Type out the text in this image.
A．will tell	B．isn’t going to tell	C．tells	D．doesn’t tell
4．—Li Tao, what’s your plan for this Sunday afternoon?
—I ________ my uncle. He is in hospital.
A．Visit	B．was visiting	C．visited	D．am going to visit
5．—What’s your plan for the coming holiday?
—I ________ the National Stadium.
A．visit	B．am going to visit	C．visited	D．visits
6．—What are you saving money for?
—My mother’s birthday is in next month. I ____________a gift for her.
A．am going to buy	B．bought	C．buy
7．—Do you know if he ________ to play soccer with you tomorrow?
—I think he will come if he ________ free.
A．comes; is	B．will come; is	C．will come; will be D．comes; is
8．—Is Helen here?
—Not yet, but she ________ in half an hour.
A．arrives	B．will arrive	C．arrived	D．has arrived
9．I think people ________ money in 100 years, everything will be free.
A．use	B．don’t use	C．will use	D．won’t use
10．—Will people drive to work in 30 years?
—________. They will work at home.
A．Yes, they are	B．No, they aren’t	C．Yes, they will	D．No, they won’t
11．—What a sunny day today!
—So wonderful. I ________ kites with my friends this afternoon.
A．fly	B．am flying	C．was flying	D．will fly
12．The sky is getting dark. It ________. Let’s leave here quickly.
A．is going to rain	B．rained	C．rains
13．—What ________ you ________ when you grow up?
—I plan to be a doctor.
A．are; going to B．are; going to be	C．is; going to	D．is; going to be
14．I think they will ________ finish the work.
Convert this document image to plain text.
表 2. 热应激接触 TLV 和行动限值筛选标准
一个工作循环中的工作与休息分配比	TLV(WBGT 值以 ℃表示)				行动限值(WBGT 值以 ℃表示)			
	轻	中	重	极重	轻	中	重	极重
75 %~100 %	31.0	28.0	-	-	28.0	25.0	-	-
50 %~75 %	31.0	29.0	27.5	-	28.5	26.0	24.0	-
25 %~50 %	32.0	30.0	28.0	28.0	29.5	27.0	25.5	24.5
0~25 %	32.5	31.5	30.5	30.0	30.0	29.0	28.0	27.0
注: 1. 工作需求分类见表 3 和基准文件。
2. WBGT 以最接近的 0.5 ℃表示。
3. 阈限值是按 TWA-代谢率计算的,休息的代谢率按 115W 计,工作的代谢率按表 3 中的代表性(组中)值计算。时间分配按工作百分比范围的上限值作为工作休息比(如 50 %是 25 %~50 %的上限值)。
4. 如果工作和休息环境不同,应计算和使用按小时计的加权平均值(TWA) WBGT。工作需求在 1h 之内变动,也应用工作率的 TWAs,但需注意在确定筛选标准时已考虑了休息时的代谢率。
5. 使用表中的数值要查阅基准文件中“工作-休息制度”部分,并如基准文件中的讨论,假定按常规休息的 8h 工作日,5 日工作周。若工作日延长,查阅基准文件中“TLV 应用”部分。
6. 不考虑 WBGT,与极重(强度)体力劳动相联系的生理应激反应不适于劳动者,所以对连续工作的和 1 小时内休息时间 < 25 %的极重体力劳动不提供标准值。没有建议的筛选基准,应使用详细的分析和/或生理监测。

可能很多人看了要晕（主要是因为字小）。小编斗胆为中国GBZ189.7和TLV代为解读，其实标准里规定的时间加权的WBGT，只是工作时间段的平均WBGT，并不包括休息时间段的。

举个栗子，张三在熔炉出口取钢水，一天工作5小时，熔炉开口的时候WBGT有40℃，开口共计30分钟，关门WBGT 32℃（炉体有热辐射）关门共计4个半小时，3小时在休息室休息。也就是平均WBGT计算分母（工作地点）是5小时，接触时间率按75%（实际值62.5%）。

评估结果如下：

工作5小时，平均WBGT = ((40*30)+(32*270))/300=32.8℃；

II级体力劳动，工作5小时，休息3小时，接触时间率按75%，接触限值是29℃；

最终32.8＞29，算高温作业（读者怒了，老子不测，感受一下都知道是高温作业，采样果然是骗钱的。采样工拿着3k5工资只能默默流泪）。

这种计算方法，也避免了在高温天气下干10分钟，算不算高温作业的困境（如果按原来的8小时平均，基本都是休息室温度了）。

§ WHAT THE TASK ASKS: Scan the material and collect every line that contains "free".

§ EXERCISE RESULT:
—I think he will come if he ________ free.
9．I think people ________ money in 100 years, everything will be free.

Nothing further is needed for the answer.